* DESCRIPTION OF THE TASK
Write out the entire listing below word for word, without changing a single character.

Region boundary data

******************************

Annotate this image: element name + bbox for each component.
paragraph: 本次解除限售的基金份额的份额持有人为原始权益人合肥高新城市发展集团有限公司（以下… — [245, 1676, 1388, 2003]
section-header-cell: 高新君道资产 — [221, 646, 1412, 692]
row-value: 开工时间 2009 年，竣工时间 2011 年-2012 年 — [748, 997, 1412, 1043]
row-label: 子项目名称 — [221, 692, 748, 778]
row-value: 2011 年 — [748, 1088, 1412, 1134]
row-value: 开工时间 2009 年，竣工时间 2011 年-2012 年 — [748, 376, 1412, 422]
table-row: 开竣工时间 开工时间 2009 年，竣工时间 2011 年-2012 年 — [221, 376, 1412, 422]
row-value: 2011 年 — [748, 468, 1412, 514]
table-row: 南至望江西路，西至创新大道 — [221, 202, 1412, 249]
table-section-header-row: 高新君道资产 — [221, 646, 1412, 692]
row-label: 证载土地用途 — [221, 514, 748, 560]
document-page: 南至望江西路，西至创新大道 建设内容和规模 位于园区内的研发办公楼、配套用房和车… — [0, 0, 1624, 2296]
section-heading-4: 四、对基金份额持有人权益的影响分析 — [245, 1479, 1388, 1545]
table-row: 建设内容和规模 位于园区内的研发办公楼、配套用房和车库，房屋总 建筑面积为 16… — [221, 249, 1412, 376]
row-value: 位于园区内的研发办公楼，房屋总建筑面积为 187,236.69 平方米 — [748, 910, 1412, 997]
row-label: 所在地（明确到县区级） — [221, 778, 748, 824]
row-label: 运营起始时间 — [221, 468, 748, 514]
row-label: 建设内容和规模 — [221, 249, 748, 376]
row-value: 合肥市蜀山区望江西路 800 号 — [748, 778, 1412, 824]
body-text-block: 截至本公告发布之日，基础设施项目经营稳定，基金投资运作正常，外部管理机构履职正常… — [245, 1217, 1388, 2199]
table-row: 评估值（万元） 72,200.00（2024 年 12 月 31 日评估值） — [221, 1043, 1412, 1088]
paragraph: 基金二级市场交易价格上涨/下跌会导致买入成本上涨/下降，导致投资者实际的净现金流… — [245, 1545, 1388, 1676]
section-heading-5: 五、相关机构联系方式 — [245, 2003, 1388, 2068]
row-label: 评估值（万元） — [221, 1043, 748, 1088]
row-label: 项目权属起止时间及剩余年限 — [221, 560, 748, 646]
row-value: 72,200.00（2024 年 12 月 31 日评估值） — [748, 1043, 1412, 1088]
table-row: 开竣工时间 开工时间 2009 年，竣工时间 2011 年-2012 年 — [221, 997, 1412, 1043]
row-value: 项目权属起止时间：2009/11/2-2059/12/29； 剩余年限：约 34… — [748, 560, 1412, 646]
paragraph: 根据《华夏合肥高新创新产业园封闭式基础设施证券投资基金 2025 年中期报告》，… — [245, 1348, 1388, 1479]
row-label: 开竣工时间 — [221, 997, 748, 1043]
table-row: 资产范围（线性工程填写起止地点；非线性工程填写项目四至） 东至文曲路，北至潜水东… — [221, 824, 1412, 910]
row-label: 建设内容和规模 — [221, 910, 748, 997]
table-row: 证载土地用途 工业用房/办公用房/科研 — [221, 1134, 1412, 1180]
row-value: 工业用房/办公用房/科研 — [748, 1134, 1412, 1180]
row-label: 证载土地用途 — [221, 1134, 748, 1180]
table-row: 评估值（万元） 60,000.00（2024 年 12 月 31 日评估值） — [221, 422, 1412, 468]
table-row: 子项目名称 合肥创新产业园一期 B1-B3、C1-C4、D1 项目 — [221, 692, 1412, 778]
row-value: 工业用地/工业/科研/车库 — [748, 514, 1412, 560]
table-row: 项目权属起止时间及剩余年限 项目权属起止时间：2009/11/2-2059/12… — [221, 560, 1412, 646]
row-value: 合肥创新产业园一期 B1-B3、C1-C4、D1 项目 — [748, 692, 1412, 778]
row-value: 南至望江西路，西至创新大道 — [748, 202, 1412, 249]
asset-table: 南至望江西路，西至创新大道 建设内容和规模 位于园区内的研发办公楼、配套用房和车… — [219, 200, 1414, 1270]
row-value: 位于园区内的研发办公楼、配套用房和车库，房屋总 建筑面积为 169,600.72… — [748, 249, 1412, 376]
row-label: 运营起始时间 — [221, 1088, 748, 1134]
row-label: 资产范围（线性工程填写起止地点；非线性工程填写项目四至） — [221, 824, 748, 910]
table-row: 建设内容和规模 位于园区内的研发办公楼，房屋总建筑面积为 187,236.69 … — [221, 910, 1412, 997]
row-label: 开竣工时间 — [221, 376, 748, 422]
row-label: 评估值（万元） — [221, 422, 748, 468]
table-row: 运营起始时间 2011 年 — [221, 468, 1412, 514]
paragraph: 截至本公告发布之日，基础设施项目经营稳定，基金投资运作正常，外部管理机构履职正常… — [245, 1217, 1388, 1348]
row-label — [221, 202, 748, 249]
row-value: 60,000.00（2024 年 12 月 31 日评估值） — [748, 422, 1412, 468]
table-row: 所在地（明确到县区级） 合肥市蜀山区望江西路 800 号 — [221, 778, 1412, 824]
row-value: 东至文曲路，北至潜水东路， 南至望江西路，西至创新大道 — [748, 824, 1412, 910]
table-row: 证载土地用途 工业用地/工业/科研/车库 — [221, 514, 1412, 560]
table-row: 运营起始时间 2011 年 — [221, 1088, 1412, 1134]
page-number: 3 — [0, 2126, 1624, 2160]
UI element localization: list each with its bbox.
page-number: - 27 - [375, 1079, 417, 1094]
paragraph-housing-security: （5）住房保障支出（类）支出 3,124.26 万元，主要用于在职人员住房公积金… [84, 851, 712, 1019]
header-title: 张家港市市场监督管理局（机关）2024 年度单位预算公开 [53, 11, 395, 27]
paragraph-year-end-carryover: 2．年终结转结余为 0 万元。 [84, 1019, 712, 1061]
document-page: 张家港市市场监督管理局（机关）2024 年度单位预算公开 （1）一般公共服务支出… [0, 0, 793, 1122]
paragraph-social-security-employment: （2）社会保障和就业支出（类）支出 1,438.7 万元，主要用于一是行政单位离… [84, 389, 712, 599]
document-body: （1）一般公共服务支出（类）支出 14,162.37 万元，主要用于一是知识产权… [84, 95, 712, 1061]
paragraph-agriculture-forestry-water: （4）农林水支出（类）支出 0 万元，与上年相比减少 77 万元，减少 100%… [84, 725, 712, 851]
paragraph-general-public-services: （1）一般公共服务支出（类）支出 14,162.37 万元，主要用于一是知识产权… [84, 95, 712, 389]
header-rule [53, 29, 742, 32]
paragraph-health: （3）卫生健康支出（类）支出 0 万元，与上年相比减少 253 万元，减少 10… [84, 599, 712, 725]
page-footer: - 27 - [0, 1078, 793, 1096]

******************************

* REPLY TO THE TASK
Annotate this image: element name + bbox for each component.
paragraph: 本次解除限售的基金份额的份额持有人为原始权益人合肥高新城市发展集团有限公司（以下… — [245, 1676, 1388, 2003]
section-header-cell: 高新君道资产 — [221, 646, 1412, 692]
row-value: 开工时间 2009 年，竣工时间 2011 年-2012 年 — [748, 997, 1412, 1043]
row-label: 子项目名称 — [221, 692, 748, 778]
row-value: 2011 年 — [748, 1088, 1412, 1134]
row-value: 开工时间 2009 年，竣工时间 2011 年-2012 年 — [748, 376, 1412, 422]
table-row: 开竣工时间 开工时间 2009 年，竣工时间 2011 年-2012 年 — [221, 376, 1412, 422]
row-value: 2011 年 — [748, 468, 1412, 514]
table-row: 南至望江西路，西至创新大道 — [221, 202, 1412, 249]
table-section-header-row: 高新君道资产 — [221, 646, 1412, 692]
row-label: 证载土地用途 — [221, 514, 748, 560]
document-page: 南至望江西路，西至创新大道 建设内容和规模 位于园区内的研发办公楼、配套用房和车… — [0, 0, 1624, 2296]
section-heading-4: 四、对基金份额持有人权益的影响分析 — [245, 1479, 1388, 1545]
table-row: 建设内容和规模 位于园区内的研发办公楼、配套用房和车库，房屋总 建筑面积为 16… — [221, 249, 1412, 376]
row-value: 位于园区内的研发办公楼，房屋总建筑面积为 187,236.69 平方米 — [748, 910, 1412, 997]
row-label: 所在地（明确到县区级） — [221, 778, 748, 824]
row-label: 运营起始时间 — [221, 468, 748, 514]
row-label: 建设内容和规模 — [221, 249, 748, 376]
row-value: 合肥市蜀山区望江西路 800 号 — [748, 778, 1412, 824]
body-text-block: 截至本公告发布之日，基础设施项目经营稳定，基金投资运作正常，外部管理机构履职正常… — [245, 1217, 1388, 2199]
table-row: 评估值（万元） 72,200.00（2024 年 12 月 31 日评估值） — [221, 1043, 1412, 1088]
paragraph: 基金二级市场交易价格上涨/下跌会导致买入成本上涨/下降，导致投资者实际的净现金流… — [245, 1545, 1388, 1676]
section-heading-5: 五、相关机构联系方式 — [245, 2003, 1388, 2068]
row-label: 评估值（万元） — [221, 1043, 748, 1088]
row-label: 项目权属起止时间及剩余年限 — [221, 560, 748, 646]
row-value: 72,200.00（2024 年 12 月 31 日评估值） — [748, 1043, 1412, 1088]
table-row: 开竣工时间 开工时间 2009 年，竣工时间 2011 年-2012 年 — [221, 997, 1412, 1043]
row-value: 项目权属起止时间：2009/11/2-2059/12/29； 剩余年限：约 34… — [748, 560, 1412, 646]
paragraph: 根据《华夏合肥高新创新产业园封闭式基础设施证券投资基金 2025 年中期报告》，… — [245, 1348, 1388, 1479]
row-label: 开竣工时间 — [221, 997, 748, 1043]
table-row: 资产范围（线性工程填写起止地点；非线性工程填写项目四至） 东至文曲路，北至潜水东… — [221, 824, 1412, 910]
row-label: 建设内容和规模 — [221, 910, 748, 997]
table-row: 证载土地用途 工业用房/办公用房/科研 — [221, 1134, 1412, 1180]
row-value: 工业用房/办公用房/科研 — [748, 1134, 1412, 1180]
row-label: 证载土地用途 — [221, 1134, 748, 1180]
table-row: 评估值（万元） 60,000.00（2024 年 12 月 31 日评估值） — [221, 422, 1412, 468]
table-row: 子项目名称 合肥创新产业园一期 B1-B3、C1-C4、D1 项目 — [221, 692, 1412, 778]
row-value: 工业用地/工业/科研/车库 — [748, 514, 1412, 560]
table-row: 项目权属起止时间及剩余年限 项目权属起止时间：2009/11/2-2059/12… — [221, 560, 1412, 646]
row-value: 合肥创新产业园一期 B1-B3、C1-C4、D1 项目 — [748, 692, 1412, 778]
row-value: 南至望江西路，西至创新大道 — [748, 202, 1412, 249]
asset-table: 南至望江西路，西至创新大道 建设内容和规模 位于园区内的研发办公楼、配套用房和车… — [219, 200, 1414, 1270]
row-value: 位于园区内的研发办公楼、配套用房和车库，房屋总 建筑面积为 169,600.72… — [748, 249, 1412, 376]
row-label: 运营起始时间 — [221, 1088, 748, 1134]
row-label: 资产范围（线性工程填写起止地点；非线性工程填写项目四至） — [221, 824, 748, 910]
table-row: 建设内容和规模 位于园区内的研发办公楼，房屋总建筑面积为 187,236.69 … — [221, 910, 1412, 997]
row-label: 开竣工时间 — [221, 376, 748, 422]
row-label: 评估值（万元） — [221, 422, 748, 468]
table-row: 运营起始时间 2011 年 — [221, 468, 1412, 514]
paragraph: 截至本公告发布之日，基础设施项目经营稳定，基金投资运作正常，外部管理机构履职正常… — [245, 1217, 1388, 1348]
row-label — [221, 202, 748, 249]
row-value: 60,000.00（2024 年 12 月 31 日评估值） — [748, 422, 1412, 468]
table-row: 所在地（明确到县区级） 合肥市蜀山区望江西路 800 号 — [221, 778, 1412, 824]
row-value: 东至文曲路，北至潜水东路， 南至望江西路，西至创新大道 — [748, 824, 1412, 910]
table-row: 证载土地用途 工业用地/工业/科研/车库 — [221, 514, 1412, 560]
table-row: 运营起始时间 2011 年 — [221, 1088, 1412, 1134]
page-number: 3 — [0, 2126, 1624, 2160]
UI element localization: list each with its bbox.
page-number: - 27 - [375, 1079, 417, 1094]
paragraph-housing-security: （5）住房保障支出（类）支出 3,124.26 万元，主要用于在职人员住房公积金… [84, 851, 712, 1019]
header-title: 张家港市市场监督管理局（机关）2024 年度单位预算公开 [53, 11, 395, 27]
paragraph-year-end-carryover: 2．年终结转结余为 0 万元。 [84, 1019, 712, 1061]
document-page: 张家港市市场监督管理局（机关）2024 年度单位预算公开 （1）一般公共服务支出… [0, 0, 793, 1122]
paragraph-social-security-employment: （2）社会保障和就业支出（类）支出 1,438.7 万元，主要用于一是行政单位离… [84, 389, 712, 599]
document-body: （1）一般公共服务支出（类）支出 14,162.37 万元，主要用于一是知识产权… [84, 95, 712, 1061]
paragraph-agriculture-forestry-water: （4）农林水支出（类）支出 0 万元，与上年相比减少 77 万元，减少 100%… [84, 725, 712, 851]
paragraph-general-public-services: （1）一般公共服务支出（类）支出 14,162.37 万元，主要用于一是知识产权… [84, 95, 712, 389]
header-rule [53, 29, 742, 32]
paragraph-health: （3）卫生健康支出（类）支出 0 万元，与上年相比减少 253 万元，减少 10… [84, 599, 712, 725]
page-footer: - 27 - [0, 1078, 793, 1096]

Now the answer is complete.